● **STATED PROBLEM**: Extract all records. Keep each one exact.

● **INFORMATION PROVIDED**:
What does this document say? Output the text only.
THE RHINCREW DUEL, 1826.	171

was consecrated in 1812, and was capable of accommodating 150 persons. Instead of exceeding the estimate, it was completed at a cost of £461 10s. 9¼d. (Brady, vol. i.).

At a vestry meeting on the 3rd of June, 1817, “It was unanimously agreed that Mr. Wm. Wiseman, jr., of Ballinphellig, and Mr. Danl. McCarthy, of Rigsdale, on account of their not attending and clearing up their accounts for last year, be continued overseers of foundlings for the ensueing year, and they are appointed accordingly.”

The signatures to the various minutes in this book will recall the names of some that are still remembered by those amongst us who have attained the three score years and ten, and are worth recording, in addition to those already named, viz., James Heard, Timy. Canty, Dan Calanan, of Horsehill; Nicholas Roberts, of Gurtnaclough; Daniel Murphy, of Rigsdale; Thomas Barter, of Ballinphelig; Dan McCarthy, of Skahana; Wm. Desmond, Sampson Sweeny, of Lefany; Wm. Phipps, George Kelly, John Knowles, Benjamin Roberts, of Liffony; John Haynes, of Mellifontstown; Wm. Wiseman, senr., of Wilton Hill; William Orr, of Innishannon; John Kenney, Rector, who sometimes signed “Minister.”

● **FINAL RESULT**:
What does this document say? Output the text only.
THE RHINCREW DUEL, 1826.	171

was consecrated in 1812, and was capable of accommodating 150 persons. Instead of exceeding the estimate, it was completed at a cost of £461 10s. 9¼d. (Brady, vol. i.).

At a vestry meeting on the 3rd of June, 1817, “It was unanimously agreed that Mr. Wm. Wiseman, jr., of Ballinphellig, and Mr. Danl. McCarthy, of Rigsdale, on account of their not attending and clearing up their accounts for last year, be continued overseers of foundlings for the ensueing year, and they are appointed accordingly.”

The signatures to the various minutes in this book will recall the names of some that are still remembered by those amongst us who have attained the three score years and ten, and are worth recording, in addition to those already named, viz., James Heard, Timy. Canty, Dan Calanan, of Horsehill; Nicholas Roberts, of Gurtnaclough; Daniel Murphy, of Rigsdale; Thomas Barter, of Ballinphelig; Dan McCarthy, of Skahana; Wm. Desmond, Sampson Sweeny, of Lefany; Wm. Phipps, George Kelly, John Knowles, Benjamin Roberts, of Liffony; John Haynes, of Mellifontstown; Wm. Wiseman, senr., of Wilton Hill; William Orr, of Innishannon; John Kenney, Rector, who sometimes signed “Minister.”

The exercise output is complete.